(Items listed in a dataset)

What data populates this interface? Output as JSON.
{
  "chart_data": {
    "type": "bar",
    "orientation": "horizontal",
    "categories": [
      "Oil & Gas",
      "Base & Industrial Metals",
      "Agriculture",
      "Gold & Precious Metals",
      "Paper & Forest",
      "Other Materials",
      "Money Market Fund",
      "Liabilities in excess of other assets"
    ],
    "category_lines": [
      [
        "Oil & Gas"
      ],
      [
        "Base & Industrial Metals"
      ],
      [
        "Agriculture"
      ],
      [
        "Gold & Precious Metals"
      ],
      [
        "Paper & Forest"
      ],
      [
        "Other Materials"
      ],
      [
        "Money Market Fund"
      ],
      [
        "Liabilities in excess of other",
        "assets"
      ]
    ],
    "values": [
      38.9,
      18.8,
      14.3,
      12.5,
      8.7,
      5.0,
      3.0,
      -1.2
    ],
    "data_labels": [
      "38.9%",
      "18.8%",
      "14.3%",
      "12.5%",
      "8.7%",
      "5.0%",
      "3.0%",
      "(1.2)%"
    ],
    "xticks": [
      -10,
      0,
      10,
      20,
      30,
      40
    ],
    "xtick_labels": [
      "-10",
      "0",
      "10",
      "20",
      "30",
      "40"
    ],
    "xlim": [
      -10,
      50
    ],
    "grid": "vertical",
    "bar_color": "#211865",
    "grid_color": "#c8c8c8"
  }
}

▸ STATED EXERCISE:
Write out the data again, exactly and in full.

▸ SOLUTION TO THIS PROBLEM:
What data populates this interface? Output as JSON.
{
  "chart_data": {
    "type": "bar",
    "orientation": "horizontal",
    "categories": [
      "Oil & Gas",
      "Base & Industrial Metals",
      "Agriculture",
      "Gold & Precious Metals",
      "Paper & Forest",
      "Other Materials",
      "Money Market Fund",
      "Liabilities in excess of other assets"
    ],
    "category_lines": [
      [
        "Oil & Gas"
      ],
      [
        "Base & Industrial Metals"
      ],
      [
        "Agriculture"
      ],
      [
        "Gold & Precious Metals"
      ],
      [
        "Paper & Forest"
      ],
      [
        "Other Materials"
      ],
      [
        "Money Market Fund"
      ],
      [
        "Liabilities in excess of other",
        "assets"
      ]
    ],
    "values": [
      38.9,
      18.8,
      14.3,
      12.5,
      8.7,
      5.0,
      3.0,
      -1.2
    ],
    "data_labels": [
      "38.9%",
      "18.8%",
      "14.3%",
      "12.5%",
      "8.7%",
      "5.0%",
      "3.0%",
      "(1.2)%"
    ],
    "xticks": [
      -10,
      0,
      10,
      20,
      30,
      40
    ],
    "xtick_labels": [
      "-10",
      "0",
      "10",
      "20",
      "30",
      "40"
    ],
    "xlim": [
      -10,
      50
    ],
    "grid": "vertical",
    "bar_color": "#211865",
    "grid_color": "#c8c8c8"
  }
}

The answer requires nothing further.